Given request:
Transcribe the listing in full, excluding any pictures.

Start Source records

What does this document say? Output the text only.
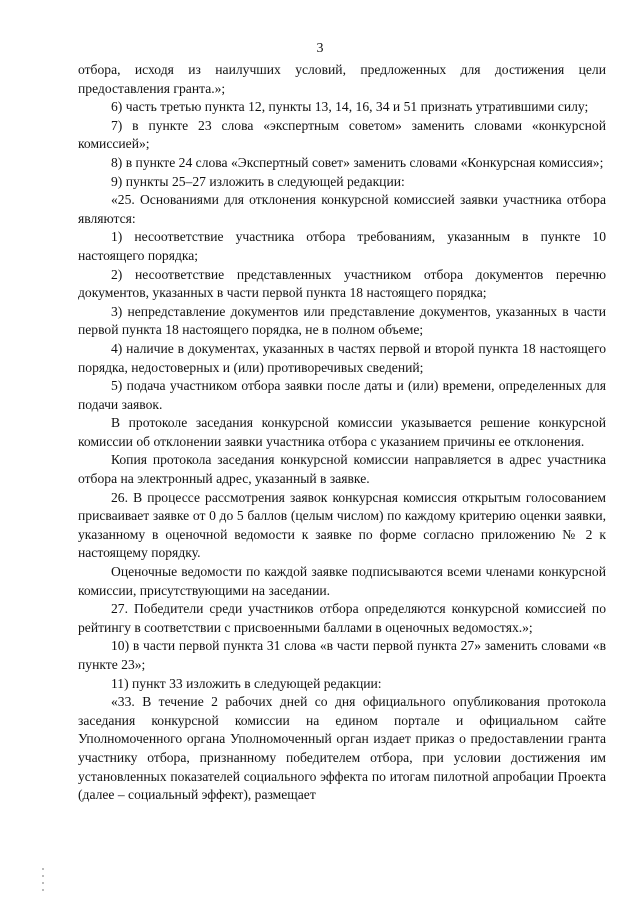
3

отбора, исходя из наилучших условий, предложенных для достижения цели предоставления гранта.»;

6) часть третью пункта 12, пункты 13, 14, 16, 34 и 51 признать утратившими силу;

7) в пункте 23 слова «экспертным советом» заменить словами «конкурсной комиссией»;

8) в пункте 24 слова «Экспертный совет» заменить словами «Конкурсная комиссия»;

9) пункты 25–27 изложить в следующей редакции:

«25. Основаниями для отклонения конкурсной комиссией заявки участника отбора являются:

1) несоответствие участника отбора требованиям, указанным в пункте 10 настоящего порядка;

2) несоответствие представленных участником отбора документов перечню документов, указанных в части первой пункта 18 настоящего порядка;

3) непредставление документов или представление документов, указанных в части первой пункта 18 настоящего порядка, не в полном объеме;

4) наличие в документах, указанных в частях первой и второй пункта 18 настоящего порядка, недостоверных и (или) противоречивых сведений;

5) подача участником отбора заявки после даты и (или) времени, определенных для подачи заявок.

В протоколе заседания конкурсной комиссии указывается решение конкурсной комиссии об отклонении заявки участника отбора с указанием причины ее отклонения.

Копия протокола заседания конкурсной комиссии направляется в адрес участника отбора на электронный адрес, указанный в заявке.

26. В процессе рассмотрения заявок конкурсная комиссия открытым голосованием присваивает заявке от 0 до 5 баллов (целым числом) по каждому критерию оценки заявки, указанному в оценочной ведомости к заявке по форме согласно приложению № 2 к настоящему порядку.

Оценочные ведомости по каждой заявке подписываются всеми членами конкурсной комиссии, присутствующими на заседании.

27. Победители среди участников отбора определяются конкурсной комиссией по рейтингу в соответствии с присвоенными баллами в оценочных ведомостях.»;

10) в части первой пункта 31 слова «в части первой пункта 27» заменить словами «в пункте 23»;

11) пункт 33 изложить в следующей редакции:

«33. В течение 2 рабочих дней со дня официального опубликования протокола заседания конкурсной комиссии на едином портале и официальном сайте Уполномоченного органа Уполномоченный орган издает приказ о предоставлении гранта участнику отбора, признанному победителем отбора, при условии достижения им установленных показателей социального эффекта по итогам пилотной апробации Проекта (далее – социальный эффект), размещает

End Source records

Expected answer:
What does this document say? Output the text only.
3

отбора, исходя из наилучших условий, предложенных для достижения цели предоставления гранта.»;

6) часть третью пункта 12, пункты 13, 14, 16, 34 и 51 признать утратившими силу;

7) в пункте 23 слова «экспертным советом» заменить словами «конкурсной комиссией»;

8) в пункте 24 слова «Экспертный совет» заменить словами «Конкурсная комиссия»;

9) пункты 25–27 изложить в следующей редакции:

«25. Основаниями для отклонения конкурсной комиссией заявки участника отбора являются:

1) несоответствие участника отбора требованиям, указанным в пункте 10 настоящего порядка;

2) несоответствие представленных участником отбора документов перечню документов, указанных в части первой пункта 18 настоящего порядка;

3) непредставление документов или представление документов, указанных в части первой пункта 18 настоящего порядка, не в полном объеме;

4) наличие в документах, указанных в частях первой и второй пункта 18 настоящего порядка, недостоверных и (или) противоречивых сведений;

5) подача участником отбора заявки после даты и (или) времени, определенных для подачи заявок.

В протоколе заседания конкурсной комиссии указывается решение конкурсной комиссии об отклонении заявки участника отбора с указанием причины ее отклонения.

Копия протокола заседания конкурсной комиссии направляется в адрес участника отбора на электронный адрес, указанный в заявке.

26. В процессе рассмотрения заявок конкурсная комиссия открытым голосованием присваивает заявке от 0 до 5 баллов (целым числом) по каждому критерию оценки заявки, указанному в оценочной ведомости к заявке по форме согласно приложению № 2 к настоящему порядку.

Оценочные ведомости по каждой заявке подписываются всеми членами конкурсной комиссии, присутствующими на заседании.

27. Победители среди участников отбора определяются конкурсной комиссией по рейтингу в соответствии с присвоенными баллами в оценочных ведомостях.»;

10) в части первой пункта 31 слова «в части первой пункта 27» заменить словами «в пункте 23»;

11) пункт 33 изложить в следующей редакции:

«33. В течение 2 рабочих дней со дня официального опубликования протокола заседания конкурсной комиссии на едином портале и официальном сайте Уполномоченного органа Уполномоченный орган издает приказ о предоставлении гранта участнику отбора, признанному победителем отбора, при условии достижения им установленных показателей социального эффекта по итогам пилотной апробации Проекта (далее – социальный эффект), размещает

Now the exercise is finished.